▶ **DATA SUPPLIED**:
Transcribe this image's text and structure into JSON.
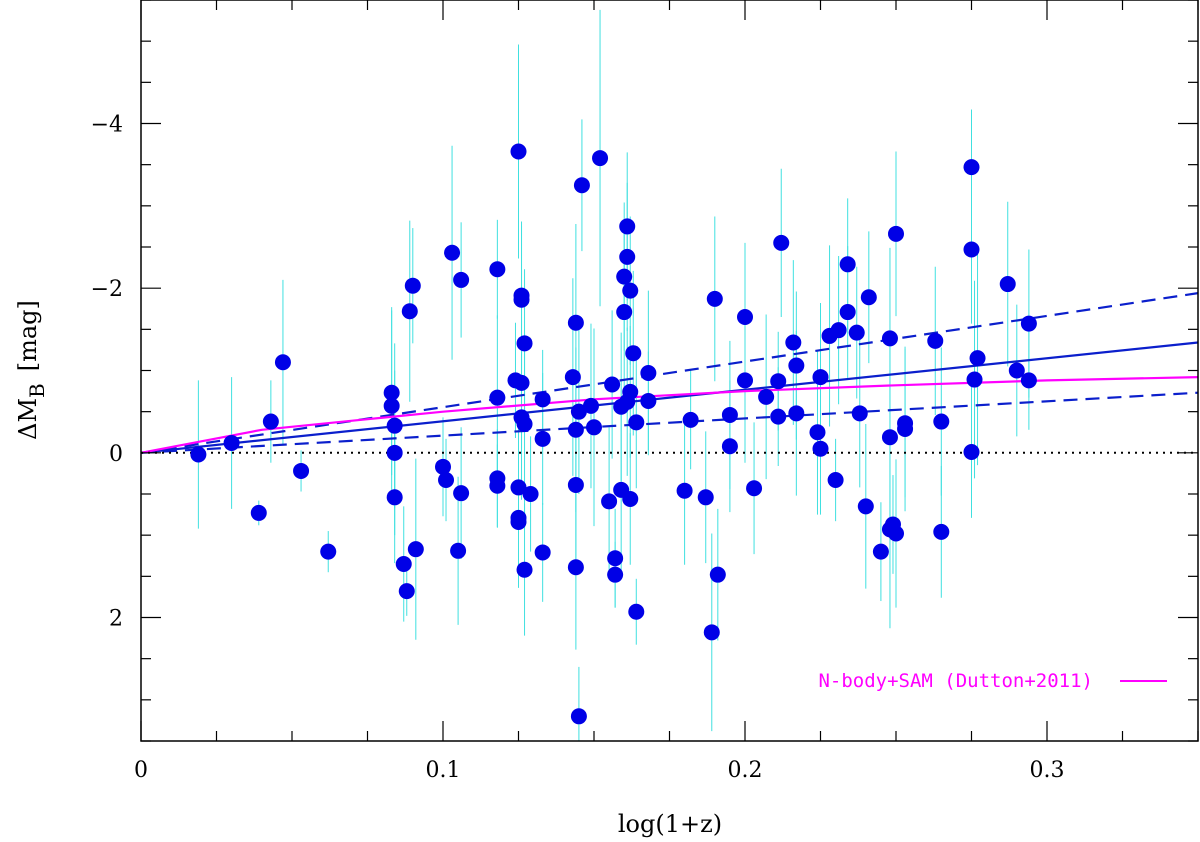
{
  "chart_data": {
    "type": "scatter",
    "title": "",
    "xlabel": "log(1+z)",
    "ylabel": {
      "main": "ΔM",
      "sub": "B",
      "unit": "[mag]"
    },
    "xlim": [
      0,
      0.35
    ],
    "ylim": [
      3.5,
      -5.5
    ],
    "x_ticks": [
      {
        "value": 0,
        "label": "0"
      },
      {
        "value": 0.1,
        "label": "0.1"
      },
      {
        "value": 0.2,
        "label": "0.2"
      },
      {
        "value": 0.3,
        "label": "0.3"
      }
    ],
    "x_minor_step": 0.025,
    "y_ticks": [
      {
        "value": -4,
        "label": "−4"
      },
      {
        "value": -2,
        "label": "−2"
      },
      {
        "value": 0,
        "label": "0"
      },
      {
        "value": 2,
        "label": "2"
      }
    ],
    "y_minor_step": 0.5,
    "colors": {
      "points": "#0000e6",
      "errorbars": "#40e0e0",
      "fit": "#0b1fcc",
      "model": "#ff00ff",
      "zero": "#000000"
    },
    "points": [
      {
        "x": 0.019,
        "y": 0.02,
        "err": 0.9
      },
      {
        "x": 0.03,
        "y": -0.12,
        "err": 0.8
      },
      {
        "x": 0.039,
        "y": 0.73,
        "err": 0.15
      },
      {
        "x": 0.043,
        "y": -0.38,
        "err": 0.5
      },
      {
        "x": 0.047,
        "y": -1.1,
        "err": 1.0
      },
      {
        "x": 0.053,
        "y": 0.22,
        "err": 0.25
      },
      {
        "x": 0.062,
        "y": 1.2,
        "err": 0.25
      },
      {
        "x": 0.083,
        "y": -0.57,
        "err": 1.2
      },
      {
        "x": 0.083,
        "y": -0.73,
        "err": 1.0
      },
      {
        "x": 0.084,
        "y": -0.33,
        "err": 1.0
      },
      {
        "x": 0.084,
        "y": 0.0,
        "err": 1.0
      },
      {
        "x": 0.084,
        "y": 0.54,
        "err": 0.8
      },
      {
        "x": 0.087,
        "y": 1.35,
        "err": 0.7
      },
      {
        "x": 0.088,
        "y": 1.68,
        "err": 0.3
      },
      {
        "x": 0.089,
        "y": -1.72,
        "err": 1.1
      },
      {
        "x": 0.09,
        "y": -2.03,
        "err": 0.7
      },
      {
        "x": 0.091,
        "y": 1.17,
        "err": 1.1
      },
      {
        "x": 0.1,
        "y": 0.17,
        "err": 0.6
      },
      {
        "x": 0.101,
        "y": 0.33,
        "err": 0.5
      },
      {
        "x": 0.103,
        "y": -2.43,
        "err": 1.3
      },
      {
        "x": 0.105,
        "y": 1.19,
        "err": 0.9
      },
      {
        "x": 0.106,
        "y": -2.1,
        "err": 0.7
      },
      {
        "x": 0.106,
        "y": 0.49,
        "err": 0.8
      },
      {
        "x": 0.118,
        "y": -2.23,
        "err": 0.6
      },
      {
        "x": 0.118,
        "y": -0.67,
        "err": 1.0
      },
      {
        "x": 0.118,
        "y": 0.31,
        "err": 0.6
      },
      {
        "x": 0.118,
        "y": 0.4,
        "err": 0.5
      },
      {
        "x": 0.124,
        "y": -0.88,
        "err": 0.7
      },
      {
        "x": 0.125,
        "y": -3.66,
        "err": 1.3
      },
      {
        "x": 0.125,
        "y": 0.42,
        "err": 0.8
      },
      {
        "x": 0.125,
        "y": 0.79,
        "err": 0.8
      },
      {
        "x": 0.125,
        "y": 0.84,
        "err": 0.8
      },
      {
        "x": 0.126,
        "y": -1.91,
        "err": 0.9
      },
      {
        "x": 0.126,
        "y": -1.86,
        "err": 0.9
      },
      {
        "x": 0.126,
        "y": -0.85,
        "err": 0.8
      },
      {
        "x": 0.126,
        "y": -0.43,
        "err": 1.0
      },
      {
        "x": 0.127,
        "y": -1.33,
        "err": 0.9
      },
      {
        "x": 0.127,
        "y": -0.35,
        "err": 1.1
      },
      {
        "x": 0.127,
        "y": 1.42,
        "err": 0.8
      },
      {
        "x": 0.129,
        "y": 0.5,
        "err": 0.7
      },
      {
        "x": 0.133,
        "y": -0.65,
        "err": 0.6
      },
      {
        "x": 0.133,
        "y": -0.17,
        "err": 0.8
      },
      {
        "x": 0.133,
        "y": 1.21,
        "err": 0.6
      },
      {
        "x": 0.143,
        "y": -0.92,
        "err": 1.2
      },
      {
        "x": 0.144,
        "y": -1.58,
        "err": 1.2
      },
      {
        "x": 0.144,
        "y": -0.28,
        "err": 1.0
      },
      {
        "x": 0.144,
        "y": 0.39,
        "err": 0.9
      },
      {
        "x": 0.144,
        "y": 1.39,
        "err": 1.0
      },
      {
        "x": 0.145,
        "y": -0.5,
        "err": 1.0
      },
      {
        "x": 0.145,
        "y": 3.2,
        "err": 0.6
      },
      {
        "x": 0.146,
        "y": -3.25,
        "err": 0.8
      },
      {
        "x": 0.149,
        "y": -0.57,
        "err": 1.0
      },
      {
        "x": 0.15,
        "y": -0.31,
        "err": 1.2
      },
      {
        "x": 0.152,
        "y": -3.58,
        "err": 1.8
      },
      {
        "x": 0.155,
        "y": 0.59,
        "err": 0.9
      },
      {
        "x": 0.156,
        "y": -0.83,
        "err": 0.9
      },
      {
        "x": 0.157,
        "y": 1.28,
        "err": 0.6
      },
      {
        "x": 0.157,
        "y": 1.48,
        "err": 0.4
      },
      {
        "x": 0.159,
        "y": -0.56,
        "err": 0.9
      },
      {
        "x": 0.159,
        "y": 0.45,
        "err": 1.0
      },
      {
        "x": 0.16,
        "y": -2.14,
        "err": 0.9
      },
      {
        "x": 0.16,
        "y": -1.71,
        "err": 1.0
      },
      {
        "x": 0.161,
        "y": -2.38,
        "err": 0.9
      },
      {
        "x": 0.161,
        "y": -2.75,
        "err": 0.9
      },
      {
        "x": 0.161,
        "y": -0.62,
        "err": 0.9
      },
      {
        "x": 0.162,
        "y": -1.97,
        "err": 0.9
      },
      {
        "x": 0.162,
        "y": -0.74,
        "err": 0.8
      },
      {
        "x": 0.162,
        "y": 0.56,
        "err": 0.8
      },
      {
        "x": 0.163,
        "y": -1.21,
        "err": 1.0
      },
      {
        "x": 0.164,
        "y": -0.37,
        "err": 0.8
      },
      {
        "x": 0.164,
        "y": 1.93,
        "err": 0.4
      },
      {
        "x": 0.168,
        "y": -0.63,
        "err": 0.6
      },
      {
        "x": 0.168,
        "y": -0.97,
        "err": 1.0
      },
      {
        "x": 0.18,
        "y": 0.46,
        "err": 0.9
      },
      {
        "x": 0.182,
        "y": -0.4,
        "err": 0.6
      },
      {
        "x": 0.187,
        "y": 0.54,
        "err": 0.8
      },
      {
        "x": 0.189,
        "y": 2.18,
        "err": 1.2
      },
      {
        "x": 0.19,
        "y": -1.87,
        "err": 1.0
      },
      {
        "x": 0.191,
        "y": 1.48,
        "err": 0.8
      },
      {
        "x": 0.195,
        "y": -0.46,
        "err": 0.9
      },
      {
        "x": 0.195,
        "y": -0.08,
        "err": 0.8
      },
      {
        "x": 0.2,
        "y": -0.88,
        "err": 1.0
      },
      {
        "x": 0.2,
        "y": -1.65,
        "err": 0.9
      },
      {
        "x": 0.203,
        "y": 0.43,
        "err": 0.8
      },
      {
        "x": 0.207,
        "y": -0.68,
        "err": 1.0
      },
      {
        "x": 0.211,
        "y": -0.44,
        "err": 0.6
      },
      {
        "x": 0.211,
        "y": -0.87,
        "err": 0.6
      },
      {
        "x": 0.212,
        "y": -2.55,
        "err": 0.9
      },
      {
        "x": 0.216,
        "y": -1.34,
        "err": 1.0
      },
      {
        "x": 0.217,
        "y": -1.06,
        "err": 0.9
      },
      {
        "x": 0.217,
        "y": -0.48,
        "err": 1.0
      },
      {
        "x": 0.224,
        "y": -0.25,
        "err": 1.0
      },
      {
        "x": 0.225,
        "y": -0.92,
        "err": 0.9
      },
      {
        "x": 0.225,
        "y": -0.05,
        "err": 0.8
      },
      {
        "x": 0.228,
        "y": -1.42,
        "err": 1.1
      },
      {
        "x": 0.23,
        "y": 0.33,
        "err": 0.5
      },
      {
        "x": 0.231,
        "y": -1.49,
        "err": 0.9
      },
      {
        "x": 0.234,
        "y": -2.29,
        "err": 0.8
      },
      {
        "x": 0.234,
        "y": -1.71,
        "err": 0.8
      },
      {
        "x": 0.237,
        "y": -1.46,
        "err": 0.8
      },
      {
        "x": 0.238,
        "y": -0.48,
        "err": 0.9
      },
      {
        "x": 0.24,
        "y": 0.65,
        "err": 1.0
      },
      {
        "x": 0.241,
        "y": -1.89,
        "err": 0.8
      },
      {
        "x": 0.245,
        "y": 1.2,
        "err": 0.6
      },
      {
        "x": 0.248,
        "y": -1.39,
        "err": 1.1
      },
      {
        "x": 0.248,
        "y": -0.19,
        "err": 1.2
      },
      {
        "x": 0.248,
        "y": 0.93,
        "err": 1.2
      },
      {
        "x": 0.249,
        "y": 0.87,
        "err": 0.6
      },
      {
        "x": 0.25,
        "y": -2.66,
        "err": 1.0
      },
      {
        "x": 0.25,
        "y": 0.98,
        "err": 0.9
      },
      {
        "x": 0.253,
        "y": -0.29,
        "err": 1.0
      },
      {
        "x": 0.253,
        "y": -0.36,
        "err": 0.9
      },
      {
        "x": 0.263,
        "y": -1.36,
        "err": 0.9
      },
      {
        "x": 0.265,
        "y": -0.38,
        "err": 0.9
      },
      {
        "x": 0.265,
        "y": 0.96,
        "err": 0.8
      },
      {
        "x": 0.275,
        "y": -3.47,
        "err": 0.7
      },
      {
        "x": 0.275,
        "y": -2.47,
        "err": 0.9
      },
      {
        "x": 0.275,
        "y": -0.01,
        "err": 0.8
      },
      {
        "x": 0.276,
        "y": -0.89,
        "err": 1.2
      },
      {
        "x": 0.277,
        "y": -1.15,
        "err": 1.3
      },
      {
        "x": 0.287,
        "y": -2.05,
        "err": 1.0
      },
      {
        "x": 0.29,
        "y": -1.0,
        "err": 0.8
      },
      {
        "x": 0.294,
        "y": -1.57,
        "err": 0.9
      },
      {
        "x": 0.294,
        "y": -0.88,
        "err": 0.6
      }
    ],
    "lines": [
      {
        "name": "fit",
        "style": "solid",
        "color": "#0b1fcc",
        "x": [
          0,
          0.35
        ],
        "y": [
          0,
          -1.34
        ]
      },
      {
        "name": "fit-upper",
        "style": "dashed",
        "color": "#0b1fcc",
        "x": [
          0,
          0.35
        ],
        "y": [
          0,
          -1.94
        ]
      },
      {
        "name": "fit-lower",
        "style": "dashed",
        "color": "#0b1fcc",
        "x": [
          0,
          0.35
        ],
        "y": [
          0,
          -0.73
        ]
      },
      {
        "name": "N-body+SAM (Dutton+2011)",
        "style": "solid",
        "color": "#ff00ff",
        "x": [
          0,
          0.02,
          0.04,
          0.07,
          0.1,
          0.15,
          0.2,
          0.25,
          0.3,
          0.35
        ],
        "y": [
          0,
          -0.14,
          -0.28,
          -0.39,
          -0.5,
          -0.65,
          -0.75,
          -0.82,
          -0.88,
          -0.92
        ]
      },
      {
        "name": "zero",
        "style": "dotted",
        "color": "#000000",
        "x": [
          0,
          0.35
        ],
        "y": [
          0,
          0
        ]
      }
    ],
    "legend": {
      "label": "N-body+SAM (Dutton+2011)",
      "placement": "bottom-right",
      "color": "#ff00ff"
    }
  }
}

▶ **GIVEN TASK**:
Pull out all lines containing "Dutton".

▶ **THE REPLY**:
        "name": "N-body+SAM (Dutton+2011)",
      "label": "N-body+SAM (Dutton+2011)",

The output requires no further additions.